**Exercise prompt:**
Search the entries for the word "была" and pull out each line that has it.

Dataset records:
━━━━

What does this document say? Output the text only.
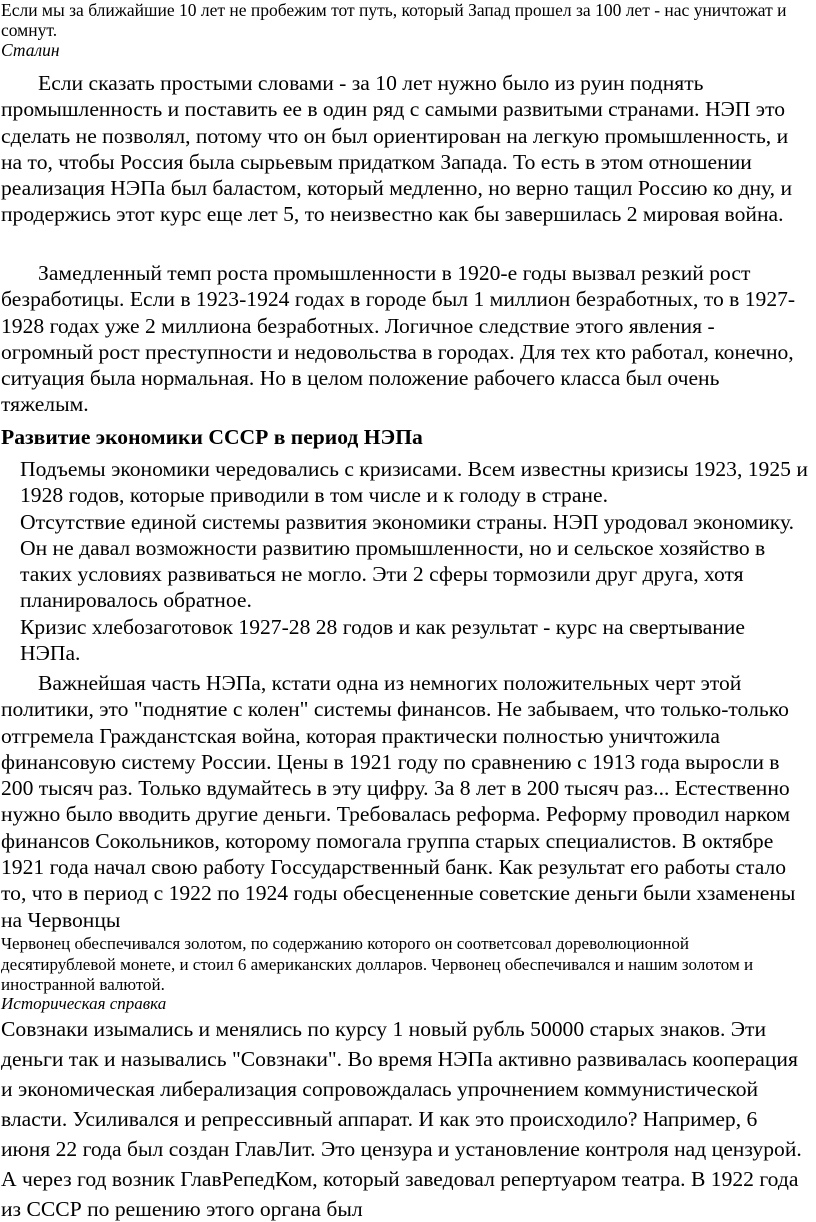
Если мы за ближайшие 10 лет не пробежим тот путь, который Запад прошел за 100 лет - нас уничтожат и сомнут.

Сталин

Если сказать простыми словами - за 10 лет нужно было из руин поднять промышленность и поставить ее в один ряд с самыми развитыми странами. НЭП это сделать не позволял, потому что он был ориентирован на легкую промышленность, и на то, чтобы Россия была сырьевым придатком Запада. То есть в этом отношении реализация НЭПа был баластом, который медленно, но верно тащил Россию ко дну, и продержись этот курс еще лет 5, то неизвестно как бы завершилась 2 мировая война.

Замедленный темп роста промышленности в 1920-е годы вызвал резкий рост безработицы. Если в 1923-1924 годах в городе был 1 миллион безработных, то в 1927-1928 годах уже 2 миллиона безработных. Логичное следствие этого явления - огромный рост преступности и недовольства в городах. Для тех кто работал, конечно, ситуация была нормальная. Но в целом положение рабочего класса был очень тяжелым.

Развитие экономики СССР в период НЭПа

Подъемы экономики чередовались с кризисами. Всем известны кризисы 1923, 1925 и 1928 годов, которые приводили в том числе и к голоду в стране.

Отсутствие единой системы развития экономики страны. НЭП уродовал экономику. Он не давал возможности развитию промышленности, но и сельское хозяйство в таких условиях развиваться не могло. Эти 2 сферы тормозили друг друга, хотя планировалось обратное.

Кризис хлебозаготовок 1927-28 28 годов и как результат - курс на свертывание НЭПа.

Важнейшая часть НЭПа, кстати одна из немногих положительных черт этой политики, это "поднятие с колен" системы финансов. Не забываем, что только-только отгремела Гражданстская война, которая практически полностью уничтожила финансовую систему России. Цены в 1921 году по сравнению с 1913 года выросли в 200 тысяч раз. Только вдумайтесь в эту цифру. За 8 лет в 200 тысяч раз... Естественно нужно было вводить другие деньги. Требовалась реформа. Реформу проводил нарком финансов Сокольников, которому помогала группа старых специалистов. В октябре 1921 года начал свою работу Госсударственный банк. Как результат его работы стало то, что в период с 1922 по 1924 годы обесцененные советские деньги были хзаменены на Червонцы

Червонец обеспечивался золотом, по содержанию которого он соответсовал дореволюционной десятирублевой монете, и стоил 6 американских долларов. Червонец обеспечивался и нашим золотом и иностранной валютой.

Историческая справка

Совзнаки изымались и менялись по курсу 1 новый рубль 50000 старых знаков. Эти деньги так и назывались "Совзнаки". Во время НЭПа активно развивалась кооперация и экономическая либерализация сопровождалась упрочнением коммунистической власти. Усиливался и репрессивный аппарат. И как это происходило? Например, 6 июня 22 года был создан ГлавЛит. Это цензура и установление контроля над цензурой. А через год возник ГлавРепедКом, который заведовал репертуаром театра. В 1922 года из СССР по решению этого органа был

━━━━

**Reply to the exercise:**
Если сказать простыми словами - за 10 лет нужно было из руин поднять промышленность и поставить ее в один ряд с самыми развитыми странами. НЭП это сделать не позволял, потому что он был ориентирован на легкую промышленность, и на то, чтобы Россия была сырьевым придатком Запада. То есть в этом отношении реализация НЭПа был баластом, который медленно, но верно тащил Россию ко дну, и продержись этот курс еще лет 5, то неизвестно как бы завершилась 2 мировая война.
Замедленный темп роста промышленности в 1920-е годы вызвал резкий рост безработицы. Если в 1923-1924 годах в городе был 1 миллион безработных, то в 1927-1928 годах уже 2 миллиона безработных. Логичное следствие этого явления - огромный рост преступности и недовольства в городах. Для тех кто работал, конечно, ситуация была нормальная. Но в целом положение рабочего класса был очень тяжелым.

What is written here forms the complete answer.